▸ DIRECTIONS FOR THIS TASK: Which lines of the records contain "Resideo"? Collect every one of them.

== RECORDS FOR THIS TASK

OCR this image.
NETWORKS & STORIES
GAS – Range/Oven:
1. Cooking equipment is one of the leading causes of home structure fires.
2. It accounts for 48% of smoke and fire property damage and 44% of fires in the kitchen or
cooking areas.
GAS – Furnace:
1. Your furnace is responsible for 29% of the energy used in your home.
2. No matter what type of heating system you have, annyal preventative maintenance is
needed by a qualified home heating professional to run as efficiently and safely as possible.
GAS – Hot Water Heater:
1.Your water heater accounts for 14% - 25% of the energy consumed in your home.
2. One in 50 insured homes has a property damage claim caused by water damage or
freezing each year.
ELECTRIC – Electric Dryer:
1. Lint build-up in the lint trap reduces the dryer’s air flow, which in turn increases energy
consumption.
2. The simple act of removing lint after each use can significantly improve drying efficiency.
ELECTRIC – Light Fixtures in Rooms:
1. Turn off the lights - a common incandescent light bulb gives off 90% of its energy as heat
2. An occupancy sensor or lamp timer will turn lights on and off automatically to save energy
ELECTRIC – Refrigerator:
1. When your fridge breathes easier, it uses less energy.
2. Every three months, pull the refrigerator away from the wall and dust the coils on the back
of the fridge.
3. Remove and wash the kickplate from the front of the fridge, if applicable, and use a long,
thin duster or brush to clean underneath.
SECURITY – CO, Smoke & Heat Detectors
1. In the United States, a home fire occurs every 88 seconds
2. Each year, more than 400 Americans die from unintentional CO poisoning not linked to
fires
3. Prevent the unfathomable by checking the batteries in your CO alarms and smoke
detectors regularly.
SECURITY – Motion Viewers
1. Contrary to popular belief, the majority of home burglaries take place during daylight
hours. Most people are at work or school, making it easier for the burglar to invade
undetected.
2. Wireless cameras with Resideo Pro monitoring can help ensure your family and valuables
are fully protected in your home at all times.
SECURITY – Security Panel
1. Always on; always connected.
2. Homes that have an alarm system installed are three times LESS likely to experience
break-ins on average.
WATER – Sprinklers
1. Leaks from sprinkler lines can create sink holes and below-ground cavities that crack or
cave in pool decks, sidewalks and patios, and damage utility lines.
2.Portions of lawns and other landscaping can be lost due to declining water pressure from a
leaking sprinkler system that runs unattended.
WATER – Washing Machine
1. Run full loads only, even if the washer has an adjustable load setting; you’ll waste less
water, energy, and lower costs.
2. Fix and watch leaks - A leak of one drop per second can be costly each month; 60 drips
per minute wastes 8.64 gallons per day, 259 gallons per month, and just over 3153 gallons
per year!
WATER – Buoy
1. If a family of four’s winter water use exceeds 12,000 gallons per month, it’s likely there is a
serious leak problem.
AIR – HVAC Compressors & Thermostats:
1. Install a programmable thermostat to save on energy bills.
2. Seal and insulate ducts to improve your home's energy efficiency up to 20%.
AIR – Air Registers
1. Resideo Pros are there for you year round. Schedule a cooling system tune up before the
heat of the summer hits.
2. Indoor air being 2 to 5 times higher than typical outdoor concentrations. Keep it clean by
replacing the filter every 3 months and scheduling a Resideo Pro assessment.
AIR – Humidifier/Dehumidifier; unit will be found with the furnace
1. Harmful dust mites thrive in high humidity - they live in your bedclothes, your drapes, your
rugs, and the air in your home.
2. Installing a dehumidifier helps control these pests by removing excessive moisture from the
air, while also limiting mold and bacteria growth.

====

▸ EXERCISE RESPONSE:
2. Wireless cameras with Resideo Pro monitoring can help ensure your family and valuables
1. Resideo Pros are there for you year round. Schedule a cooling system tune up before the
replacing the filter every 3 months and scheduling a Resideo Pro assessment.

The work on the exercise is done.